[Saved data entries]

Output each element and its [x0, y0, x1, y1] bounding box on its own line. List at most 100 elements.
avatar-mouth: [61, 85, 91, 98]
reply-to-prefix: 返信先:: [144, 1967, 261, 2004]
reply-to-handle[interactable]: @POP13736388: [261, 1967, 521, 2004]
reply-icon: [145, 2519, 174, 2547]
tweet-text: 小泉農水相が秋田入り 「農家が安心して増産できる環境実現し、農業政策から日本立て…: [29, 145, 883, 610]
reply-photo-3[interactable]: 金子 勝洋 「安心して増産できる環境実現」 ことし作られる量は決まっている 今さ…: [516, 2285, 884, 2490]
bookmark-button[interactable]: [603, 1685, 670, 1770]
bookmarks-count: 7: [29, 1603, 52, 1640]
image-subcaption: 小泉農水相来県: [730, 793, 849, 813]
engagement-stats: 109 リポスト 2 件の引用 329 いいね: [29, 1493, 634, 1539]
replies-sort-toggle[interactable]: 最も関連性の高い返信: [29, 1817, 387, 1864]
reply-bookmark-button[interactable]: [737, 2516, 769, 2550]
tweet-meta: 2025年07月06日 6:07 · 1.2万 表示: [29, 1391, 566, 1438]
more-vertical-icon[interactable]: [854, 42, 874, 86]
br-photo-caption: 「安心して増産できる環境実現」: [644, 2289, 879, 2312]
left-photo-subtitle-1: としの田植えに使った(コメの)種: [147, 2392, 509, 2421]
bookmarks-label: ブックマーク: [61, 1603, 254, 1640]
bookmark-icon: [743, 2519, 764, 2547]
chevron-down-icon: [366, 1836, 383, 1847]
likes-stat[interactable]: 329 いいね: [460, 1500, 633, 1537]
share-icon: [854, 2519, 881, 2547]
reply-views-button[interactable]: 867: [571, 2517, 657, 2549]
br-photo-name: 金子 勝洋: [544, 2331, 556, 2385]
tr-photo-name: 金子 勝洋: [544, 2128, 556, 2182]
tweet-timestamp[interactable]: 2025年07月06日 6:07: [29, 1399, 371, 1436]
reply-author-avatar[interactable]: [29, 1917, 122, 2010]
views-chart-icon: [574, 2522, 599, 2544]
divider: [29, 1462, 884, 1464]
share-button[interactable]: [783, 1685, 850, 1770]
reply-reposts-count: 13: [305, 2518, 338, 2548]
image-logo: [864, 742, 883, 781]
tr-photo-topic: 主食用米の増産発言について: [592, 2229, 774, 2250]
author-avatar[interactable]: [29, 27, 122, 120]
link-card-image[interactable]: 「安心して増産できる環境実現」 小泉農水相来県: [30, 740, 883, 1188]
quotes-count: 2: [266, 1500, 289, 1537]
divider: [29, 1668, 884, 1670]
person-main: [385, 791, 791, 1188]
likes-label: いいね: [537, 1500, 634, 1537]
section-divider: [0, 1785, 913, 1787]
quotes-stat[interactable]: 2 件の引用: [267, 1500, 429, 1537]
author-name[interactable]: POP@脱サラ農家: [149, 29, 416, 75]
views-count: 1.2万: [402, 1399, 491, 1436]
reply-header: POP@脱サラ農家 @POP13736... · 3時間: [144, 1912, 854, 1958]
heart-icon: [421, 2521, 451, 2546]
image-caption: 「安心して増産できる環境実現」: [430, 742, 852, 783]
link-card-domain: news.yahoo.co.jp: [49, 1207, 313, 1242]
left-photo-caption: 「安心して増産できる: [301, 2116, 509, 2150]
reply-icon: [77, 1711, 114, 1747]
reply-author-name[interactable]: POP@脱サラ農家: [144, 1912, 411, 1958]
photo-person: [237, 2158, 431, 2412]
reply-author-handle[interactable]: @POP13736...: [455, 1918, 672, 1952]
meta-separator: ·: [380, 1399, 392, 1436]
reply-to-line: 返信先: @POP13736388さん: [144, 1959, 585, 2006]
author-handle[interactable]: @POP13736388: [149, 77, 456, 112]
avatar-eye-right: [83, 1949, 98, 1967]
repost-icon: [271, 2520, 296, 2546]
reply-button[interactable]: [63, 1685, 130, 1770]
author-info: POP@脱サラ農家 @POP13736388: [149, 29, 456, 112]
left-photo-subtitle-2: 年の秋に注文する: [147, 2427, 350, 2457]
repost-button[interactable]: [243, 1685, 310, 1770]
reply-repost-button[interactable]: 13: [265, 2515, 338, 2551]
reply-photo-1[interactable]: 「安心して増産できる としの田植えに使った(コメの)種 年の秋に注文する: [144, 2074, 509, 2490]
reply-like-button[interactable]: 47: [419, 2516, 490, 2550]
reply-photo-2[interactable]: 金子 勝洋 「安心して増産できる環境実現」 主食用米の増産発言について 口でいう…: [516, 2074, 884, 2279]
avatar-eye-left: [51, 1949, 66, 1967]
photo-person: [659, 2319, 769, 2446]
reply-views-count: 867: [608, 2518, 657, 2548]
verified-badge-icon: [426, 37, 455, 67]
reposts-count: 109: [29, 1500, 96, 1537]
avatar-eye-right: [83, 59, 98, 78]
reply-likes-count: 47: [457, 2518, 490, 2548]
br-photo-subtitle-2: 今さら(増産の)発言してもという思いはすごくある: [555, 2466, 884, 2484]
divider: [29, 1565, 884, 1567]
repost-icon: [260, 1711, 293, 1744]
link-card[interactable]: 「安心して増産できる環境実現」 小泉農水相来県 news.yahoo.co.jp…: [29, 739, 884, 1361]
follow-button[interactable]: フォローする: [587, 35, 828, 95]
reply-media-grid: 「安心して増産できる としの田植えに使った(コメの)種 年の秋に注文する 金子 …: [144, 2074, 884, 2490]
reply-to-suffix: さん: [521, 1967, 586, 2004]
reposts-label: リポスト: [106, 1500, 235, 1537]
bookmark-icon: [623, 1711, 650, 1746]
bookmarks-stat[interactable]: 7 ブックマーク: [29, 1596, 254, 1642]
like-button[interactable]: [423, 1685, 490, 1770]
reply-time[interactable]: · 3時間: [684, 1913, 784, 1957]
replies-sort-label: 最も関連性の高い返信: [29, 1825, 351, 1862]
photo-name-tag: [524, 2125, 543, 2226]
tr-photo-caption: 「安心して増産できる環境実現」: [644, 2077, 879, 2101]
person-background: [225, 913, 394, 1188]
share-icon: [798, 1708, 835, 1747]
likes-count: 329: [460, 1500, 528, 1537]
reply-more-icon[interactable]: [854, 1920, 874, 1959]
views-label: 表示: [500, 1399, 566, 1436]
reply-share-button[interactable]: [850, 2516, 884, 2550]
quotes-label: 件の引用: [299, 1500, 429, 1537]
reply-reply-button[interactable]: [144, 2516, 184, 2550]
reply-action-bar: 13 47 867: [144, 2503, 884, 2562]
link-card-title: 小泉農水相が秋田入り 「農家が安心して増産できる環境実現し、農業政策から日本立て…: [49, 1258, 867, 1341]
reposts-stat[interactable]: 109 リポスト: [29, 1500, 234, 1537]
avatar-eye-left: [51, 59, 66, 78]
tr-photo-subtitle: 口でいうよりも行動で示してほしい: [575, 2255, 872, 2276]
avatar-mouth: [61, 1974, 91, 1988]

__What this task involves__
Extract each line from the entries above that contains the string "divider". The match is case-sensitive.

__Exercise solution__
divider: [29, 1462, 884, 1464]
divider: [29, 1668, 884, 1670]
section-divider: [0, 1785, 913, 1787]
divider: [29, 1565, 884, 1567]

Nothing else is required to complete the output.